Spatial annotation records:
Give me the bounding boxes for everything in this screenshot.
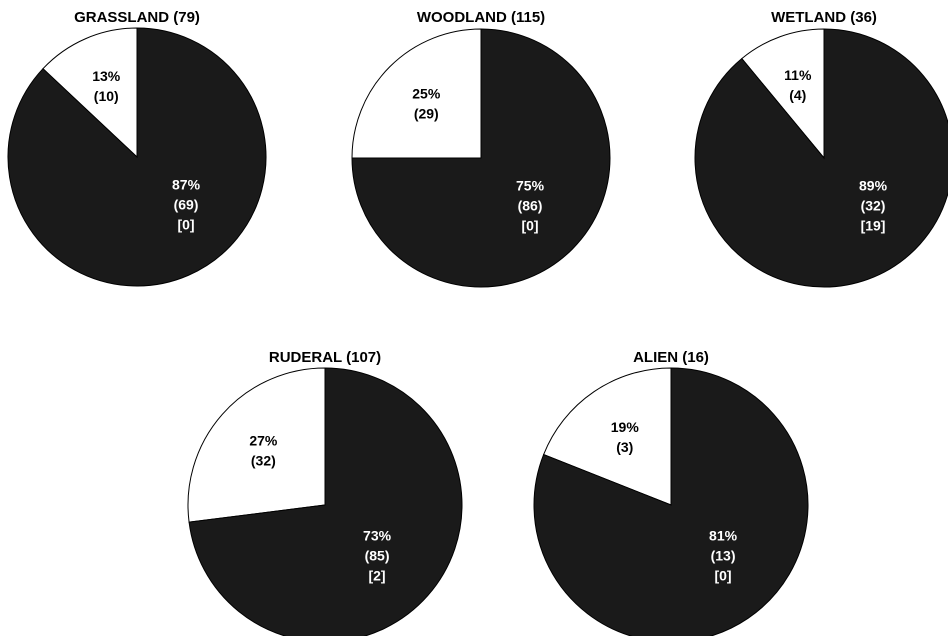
- slice-label: 87%: [172, 177, 201, 193]
- pie-slice: [188, 367, 463, 636]
- pie-title: ALIEN (16): [633, 349, 709, 366]
- slice-label: 81%: [709, 528, 738, 544]
- slice-label: (85): [365, 548, 390, 564]
- slice-label: 89%: [859, 178, 888, 194]
- pie-chart: GRASSLAND (79) 13% (10) 87% (69) [0]: [7, 9, 267, 287]
- pie-chart: WETLAND (36) 11% (4) 89% (32) [19]: [694, 9, 948, 288]
- slice-label: 75%: [516, 178, 545, 194]
- slice-label: 25%: [412, 85, 441, 101]
- slice-label: 27%: [249, 433, 278, 449]
- pie-chart: RUDERAL (107) 27% (32) 73% (85) [2]: [187, 349, 463, 636]
- pie-slice: [351, 28, 482, 159]
- pie-title: RUDERAL (107): [269, 349, 381, 366]
- pie-slice: [351, 28, 611, 288]
- slice-label: [19]: [861, 218, 886, 234]
- slice-label: (3): [616, 439, 633, 455]
- pie-slice: [187, 367, 326, 523]
- pie-slice: [741, 28, 825, 160]
- slice-label: (29): [414, 105, 439, 121]
- pie-title: WETLAND (36): [771, 9, 877, 26]
- slice-label: 11%: [784, 67, 812, 83]
- slice-label: 19%: [611, 419, 640, 435]
- pies-layer: GRASSLAND (79)13%(10)87%(69)[0]WOODLAND …: [7, 9, 948, 636]
- pie-chart: WOODLAND (115) 25% (29) 75% (86) [0]: [351, 9, 611, 288]
- slice-label: [0]: [177, 217, 194, 233]
- pie-slice: [7, 27, 267, 287]
- pie-title: GRASSLAND (79): [74, 9, 200, 26]
- pie-slice: [694, 28, 948, 288]
- slice-label: 73%: [363, 528, 392, 544]
- slice-label: (32): [251, 453, 276, 469]
- slice-label: (13): [711, 548, 736, 564]
- slice-label: (86): [518, 198, 543, 214]
- slice-label: (4): [789, 87, 806, 103]
- slice-label: [0]: [521, 218, 538, 234]
- slice-label: [2]: [368, 568, 385, 584]
- slice-label: (10): [94, 88, 119, 104]
- pie-slice: [533, 367, 809, 636]
- pie-slice: [42, 27, 138, 159]
- pie-slice: [542, 367, 672, 506]
- slice-label: (69): [174, 197, 199, 213]
- pie-title: WOODLAND (115): [417, 9, 545, 26]
- slice-label: 13%: [92, 68, 121, 84]
- slice-label: [0]: [714, 568, 731, 584]
- pie-chart: ALIEN (16) 19% (3) 81% (13) [0]: [533, 349, 809, 636]
- slice-label: (32): [861, 198, 886, 214]
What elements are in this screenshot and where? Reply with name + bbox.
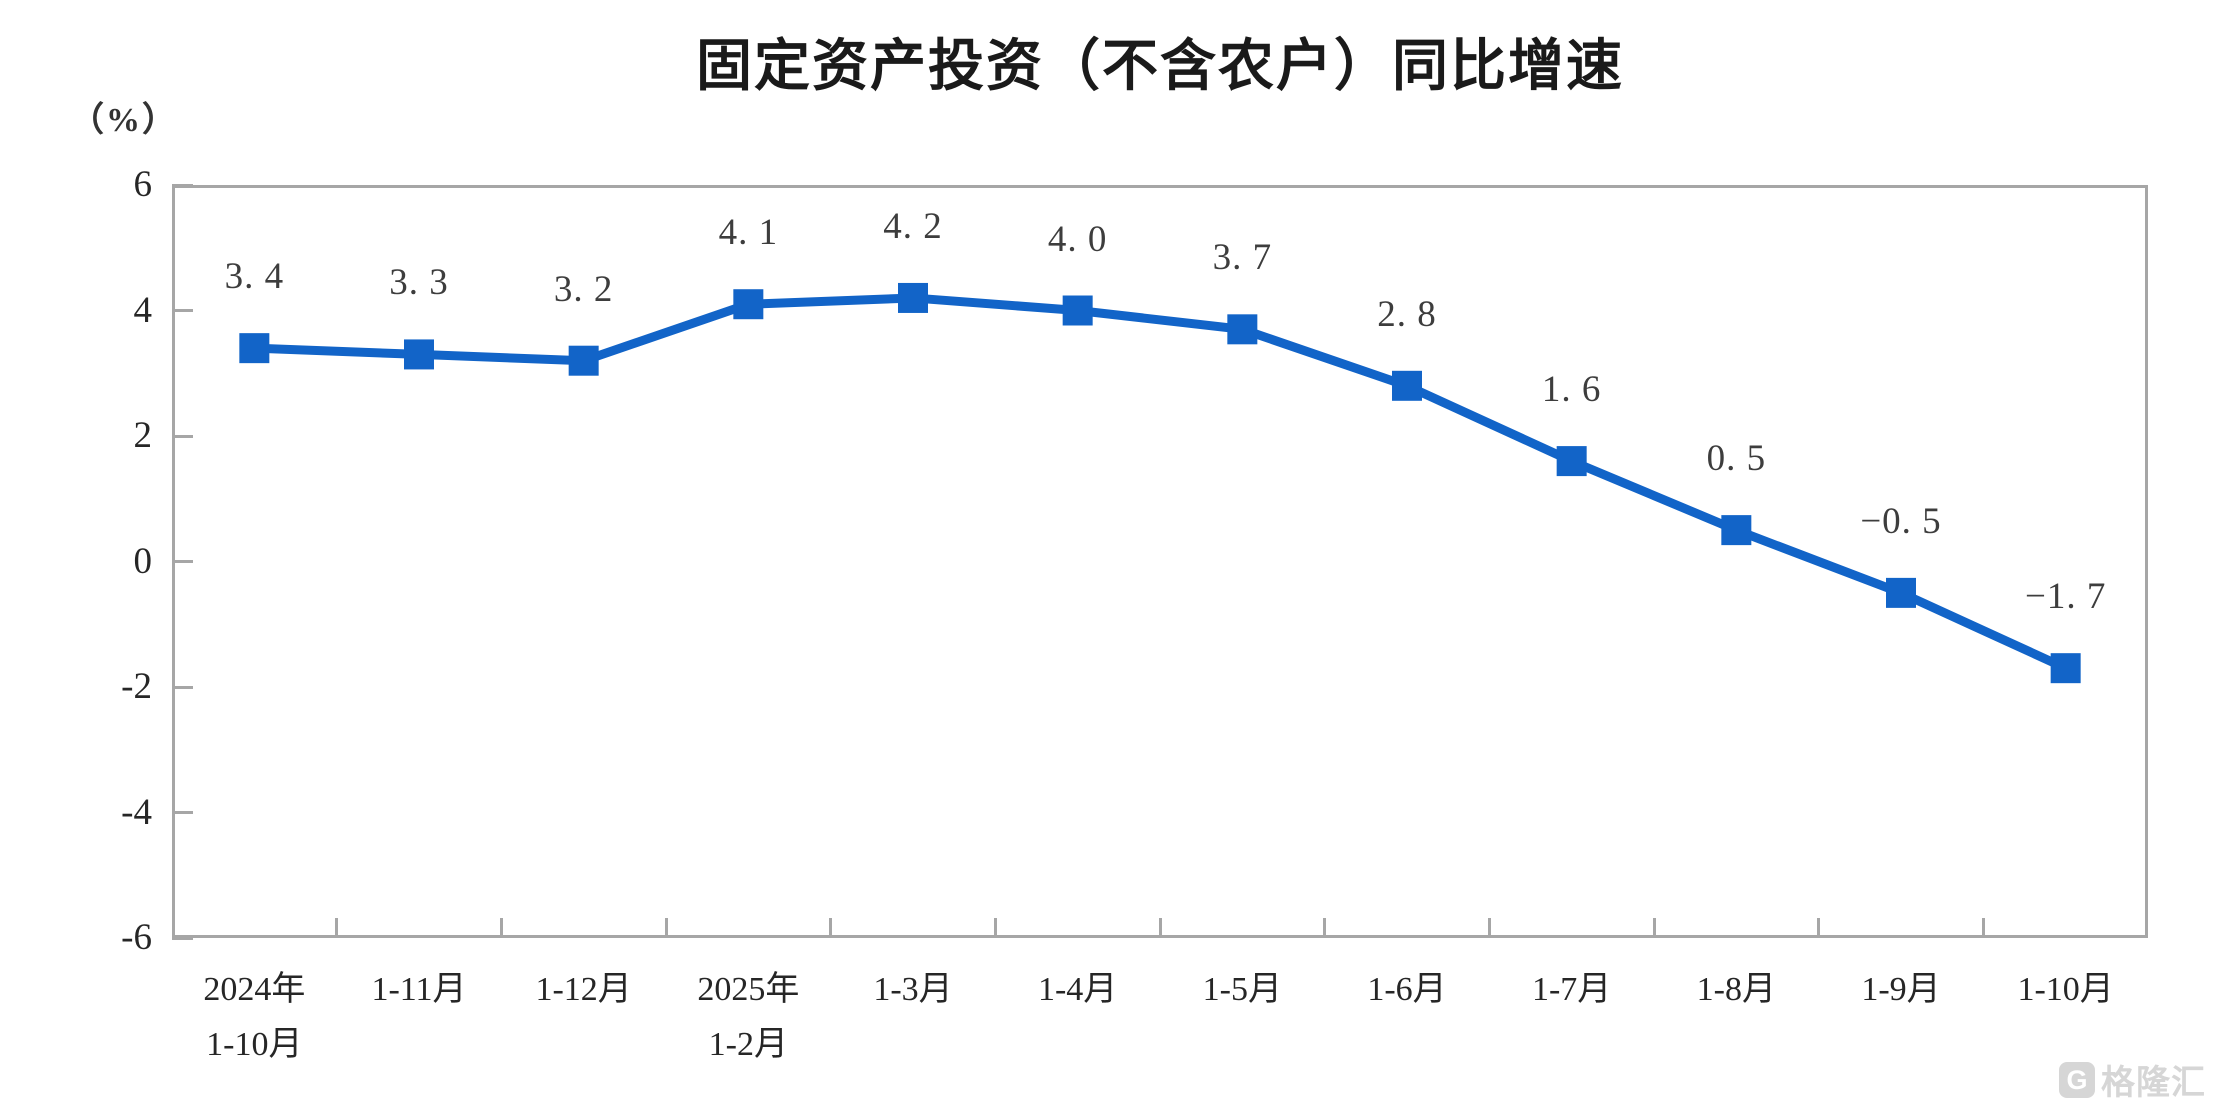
x-axis-tick-label: 1-7月: [1531, 971, 1612, 1008]
y-axis-tick-mark: [172, 434, 193, 438]
x-axis-tick-mark: [1158, 918, 1162, 938]
y-axis-tick-mark: [172, 560, 193, 563]
x-axis-tick-label: 1-4月: [1037, 971, 1118, 1008]
x-axis-tick-label: 2024年 1-10月: [203, 971, 306, 1063]
data-point-label: 4. 1: [718, 212, 779, 254]
y-axis-tick-label: -2: [121, 666, 152, 707]
x-axis-tick-mark: [499, 918, 503, 938]
y-axis-tick-mark: [172, 811, 193, 814]
x-axis-tick-label: 2025年 1-2月: [697, 971, 800, 1063]
data-point-label: 0. 5: [1706, 438, 1767, 480]
y-axis-tick-label: 6: [133, 164, 153, 205]
data-point-label: 3. 3: [389, 262, 449, 304]
data-point-label: 1. 6: [1541, 369, 1602, 411]
x-axis-tick-label: 1-6月: [1367, 971, 1447, 1008]
x-axis-tick-mark: [1652, 918, 1656, 938]
y-axis-tick-label: -4: [121, 791, 152, 833]
y-axis-tick-label: -6: [121, 917, 152, 958]
y-axis-tick-label: 2: [133, 415, 153, 456]
data-point-label: 4. 2: [883, 205, 943, 247]
y-axis-tick-mark: [172, 685, 193, 689]
x-axis-tick-mark: [993, 918, 997, 938]
y-axis-tick-mark: [172, 183, 193, 187]
x-axis-tick-label: 1-11月: [371, 971, 467, 1008]
data-point-label: 3. 7: [1212, 237, 1273, 279]
data-point-label: 2. 8: [1377, 293, 1437, 335]
data-point-label: 3. 2: [553, 268, 614, 310]
x-axis-tick-label: 1-3月: [873, 971, 953, 1008]
x-axis-tick-mark: [829, 918, 833, 938]
x-axis-tick-mark: [1817, 918, 1821, 938]
data-point-label: 3. 4: [224, 256, 285, 298]
x-axis-tick-label: 1-9月: [1861, 971, 1941, 1008]
x-axis-tick-mark: [1981, 918, 1985, 938]
y-axis-tick-mark: [172, 936, 193, 940]
watermark: G 格隆汇: [2059, 1055, 2206, 1104]
x-axis-tick-mark: [1487, 918, 1491, 938]
y-axis-tick-mark: [172, 309, 193, 312]
data-point-label: 4. 0: [1047, 218, 1108, 260]
data-point-label: −1. 7: [2024, 576, 2107, 618]
x-axis-tick-label: 1-10月: [2017, 971, 2114, 1008]
x-axis-tick-label: 1-8月: [1696, 971, 1776, 1008]
x-axis-tick-label: 1-5月: [1202, 971, 1282, 1008]
y-axis-tick-label: 0: [133, 540, 153, 582]
gelonghui-logo-icon: G: [2059, 1061, 2095, 1098]
y-axis-tick-label: 4: [133, 289, 153, 331]
y-axis-unit-label: （%）: [70, 102, 178, 139]
x-axis-tick-mark: [664, 918, 668, 938]
chart-title: 固定资产投资（不含农户）同比增速: [696, 34, 1624, 97]
x-axis-tick-label: 1-12月: [535, 971, 632, 1008]
data-point-label: −0. 5: [1860, 500, 1942, 542]
x-axis-tick-mark: [1323, 918, 1327, 938]
x-axis-tick-mark: [335, 918, 339, 938]
watermark-brand-text: 格隆汇: [2101, 1064, 2206, 1102]
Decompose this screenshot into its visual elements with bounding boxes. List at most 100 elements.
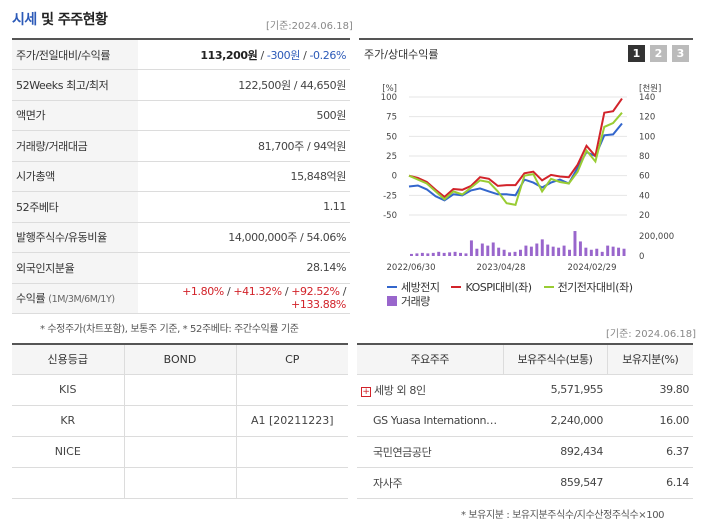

§ **Directions**
Reproduce all of the records above verbatim, line for line. Leave out the pictures.

§ **Response to this task**
Give me the bounding boxes for everything in this screenshot.
- slice-label: 87%: [172, 177, 201, 193]
- pie-slice: [188, 367, 463, 636]
- pie-title: ALIEN (16): [633, 349, 709, 366]
- slice-label: 81%: [709, 528, 738, 544]
- slice-label: (85): [365, 548, 390, 564]
- slice-label: 89%: [859, 178, 888, 194]
- pie-chart: GRASSLAND (79) 13% (10) 87% (69) [0]: [7, 9, 267, 287]
- pie-chart: WETLAND (36) 11% (4) 89% (32) [19]: [694, 9, 948, 288]
- slice-label: 75%: [516, 178, 545, 194]
- slice-label: 25%: [412, 85, 441, 101]
- slice-label: 27%: [249, 433, 278, 449]
- pie-chart: RUDERAL (107) 27% (32) 73% (85) [2]: [187, 349, 463, 636]
- pie-slice: [351, 28, 482, 159]
- pie-title: RUDERAL (107): [269, 349, 381, 366]
- pie-slice: [351, 28, 611, 288]
- slice-label: [19]: [861, 218, 886, 234]
- slice-label: (3): [616, 439, 633, 455]
- pie-slice: [187, 367, 326, 523]
- pie-slice: [741, 28, 825, 160]
- slice-label: (29): [414, 105, 439, 121]
- pie-title: WETLAND (36): [771, 9, 877, 26]
- slice-label: 11%: [784, 67, 812, 83]
- slice-label: 19%: [611, 419, 640, 435]
- pies-layer: GRASSLAND (79)13%(10)87%(69)[0]WOODLAND …: [7, 9, 948, 636]
- pie-chart: WOODLAND (115) 25% (29) 75% (86) [0]: [351, 9, 611, 288]
- slice-label: [0]: [177, 217, 194, 233]
- pie-slice: [7, 27, 267, 287]
- pie-title: GRASSLAND (79): [74, 9, 200, 26]
- pie-slice: [694, 28, 948, 288]
- slice-label: 73%: [363, 528, 392, 544]
- slice-label: (32): [251, 453, 276, 469]
- slice-label: (13): [711, 548, 736, 564]
- slice-label: (86): [518, 198, 543, 214]
- slice-label: (4): [789, 87, 806, 103]
- slice-label: [0]: [521, 218, 538, 234]
- slice-label: [2]: [368, 568, 385, 584]
- slice-label: (10): [94, 88, 119, 104]
- pie-slice: [533, 367, 809, 636]
- pie-slice: [42, 27, 138, 159]
- pie-slice: [542, 367, 672, 506]
- slice-label: (69): [174, 197, 199, 213]
- pie-title: WOODLAND (115): [417, 9, 545, 26]
- slice-label: 13%: [92, 68, 121, 84]
- slice-label: [0]: [714, 568, 731, 584]
- pie-chart: ALIEN (16) 19% (3) 81% (13) [0]: [533, 349, 809, 636]
- slice-label: (32): [861, 198, 886, 214]
What elements are in this screenshot and where? Reply with name + bbox.
x-axis-tick-label: 1-7月: [1531, 971, 1612, 1008]
y-axis-tick-mark: [172, 434, 193, 438]
x-axis-tick-mark: [1158, 918, 1162, 938]
y-axis-tick-mark: [172, 560, 193, 563]
x-axis-tick-label: 1-4月: [1037, 971, 1118, 1008]
x-axis-tick-label: 2024年 1-10月: [203, 971, 306, 1063]
data-point-label: 4. 1: [718, 212, 779, 254]
y-axis-tick-label: -2: [121, 666, 152, 707]
x-axis-tick-mark: [499, 918, 503, 938]
y-axis-tick-mark: [172, 811, 193, 814]
x-axis-tick-label: 2025年 1-2月: [697, 971, 800, 1063]
data-point-label: 0. 5: [1706, 438, 1767, 480]
y-axis-tick-label: 6: [133, 164, 153, 205]
data-point-label: 3. 3: [389, 262, 449, 304]
data-point-label: 1. 6: [1541, 369, 1602, 411]
x-axis-tick-label: 1-6月: [1367, 971, 1447, 1008]
x-axis-tick-mark: [1652, 918, 1656, 938]
y-axis-tick-label: -4: [121, 791, 152, 833]
y-axis-tick-label: -6: [121, 917, 152, 958]
y-axis-tick-label: 2: [133, 415, 153, 456]
data-point-label: 4. 2: [883, 205, 943, 247]
y-axis-tick-mark: [172, 685, 193, 689]
x-axis-tick-mark: [993, 918, 997, 938]
y-axis-tick-mark: [172, 183, 193, 187]
x-axis-tick-label: 1-11月: [371, 971, 467, 1008]
data-point-label: 3. 7: [1212, 237, 1273, 279]
data-point-label: 2. 8: [1377, 293, 1437, 335]
data-point-label: 3. 2: [553, 268, 614, 310]
x-axis-tick-label: 1-3月: [873, 971, 953, 1008]
x-axis-tick-mark: [829, 918, 833, 938]
x-axis-tick-mark: [1817, 918, 1821, 938]
data-point-label: 3. 4: [224, 256, 285, 298]
x-axis-tick-label: 1-9月: [1861, 971, 1941, 1008]
x-axis-tick-mark: [1981, 918, 1985, 938]
y-axis-tick-mark: [172, 936, 193, 940]
watermark: G 格隆汇: [2059, 1055, 2206, 1104]
x-axis-tick-mark: [1487, 918, 1491, 938]
y-axis-tick-mark: [172, 309, 193, 312]
data-point-label: 4. 0: [1047, 218, 1108, 260]
data-point-label: −1. 7: [2024, 576, 2107, 618]
x-axis-tick-label: 1-10月: [2017, 971, 2114, 1008]
x-axis-tick-label: 1-8月: [1696, 971, 1776, 1008]
x-axis-tick-label: 1-5月: [1202, 971, 1282, 1008]
y-axis-tick-label: 0: [133, 540, 153, 582]
gelonghui-logo-icon: G: [2059, 1061, 2095, 1098]
y-axis-tick-label: 4: [133, 289, 153, 331]
y-axis-unit-label: （%）: [70, 102, 178, 139]
x-axis-tick-mark: [664, 918, 668, 938]
chart-title: 固定资产投资（不含农户）同比增速: [696, 34, 1624, 97]
x-axis-tick-label: 1-12月: [535, 971, 632, 1008]
data-point-label: −0. 5: [1860, 500, 1942, 542]
x-axis-tick-mark: [1323, 918, 1327, 938]
x-axis-tick-mark: [335, 918, 339, 938]
watermark-brand-text: 格隆汇: [2101, 1064, 2206, 1102]
Decompose this screenshot into its visual elements with bounding boxes. List at most 100 elements.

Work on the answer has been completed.